• [Extracted data entries]
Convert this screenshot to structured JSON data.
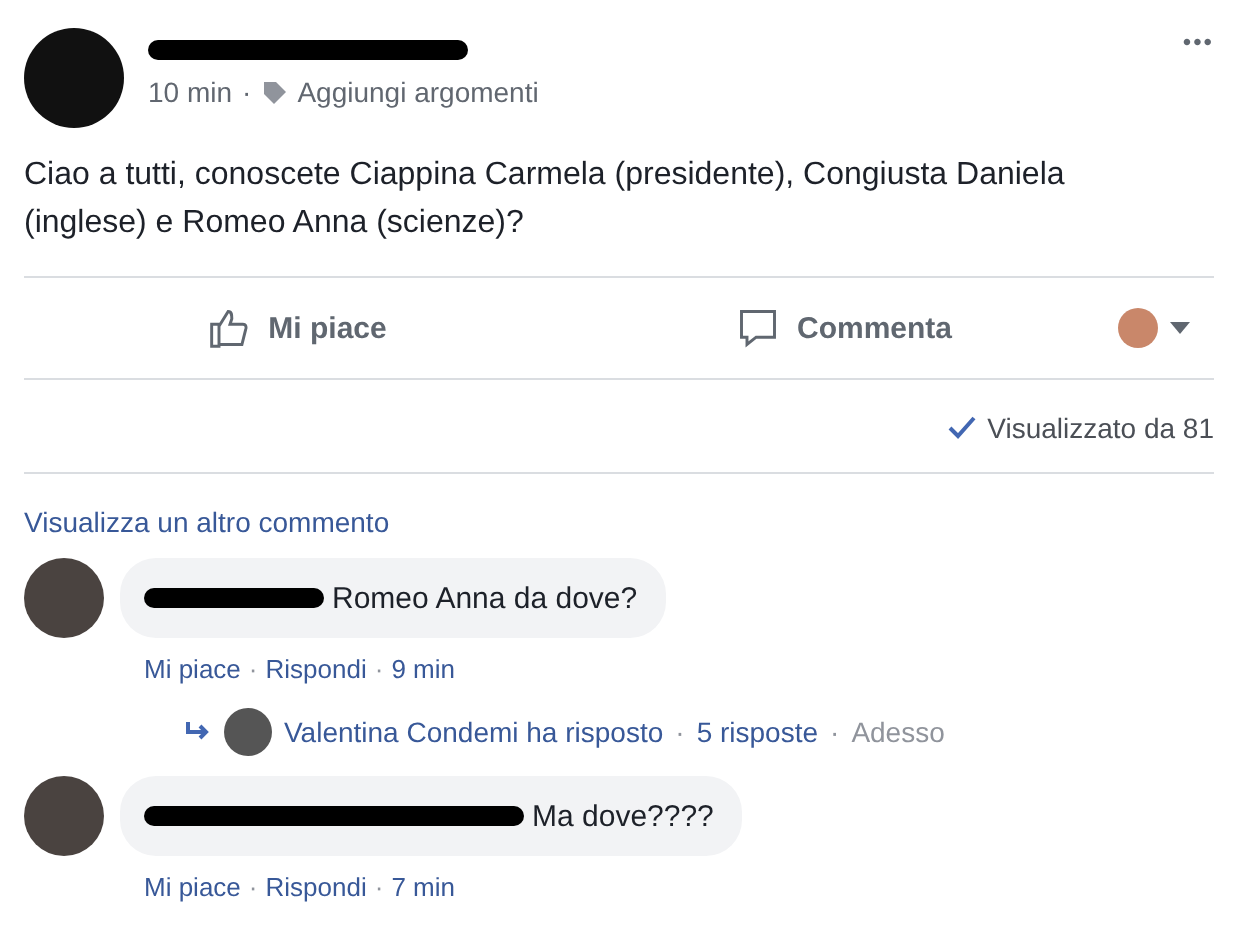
{
  "post": {
    "time": "10 min",
    "separator": "·",
    "topics": "Aggiungi argomenti",
    "more": "•••",
    "text": "Ciao a tutti, conoscete Ciappina Carmela (presidente), Congiusta Daniela (inglese) e Romeo Anna (scienze)?"
  },
  "actions": [
    {
      "kind": "like",
      "label": "Mi piace"
    },
    {
      "kind": "comment",
      "label": "Commenta"
    }
  ],
  "seen": "Visualizzato da 81",
  "more_comments": "Visualizza un altro commento",
  "comments": [
    {
      "text": "Romeo Anna da dove?",
      "actions": [
        "Mi piace",
        "Rispondi"
      ],
      "time": "9 min",
      "reply": {
        "text": "Valentina Condemi ha risposto",
        "count": "5 risposte",
        "time": "Adesso"
      }
    },
    {
      "text": "Ma dove????",
      "actions": [
        "Mi piace",
        "Rispondi"
      ],
      "time": "7 min"
    }
  ]
}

• [Problem] Report how many lines of the entries hold the word "Romeo". Nothing else is needed.

• [Written response] 2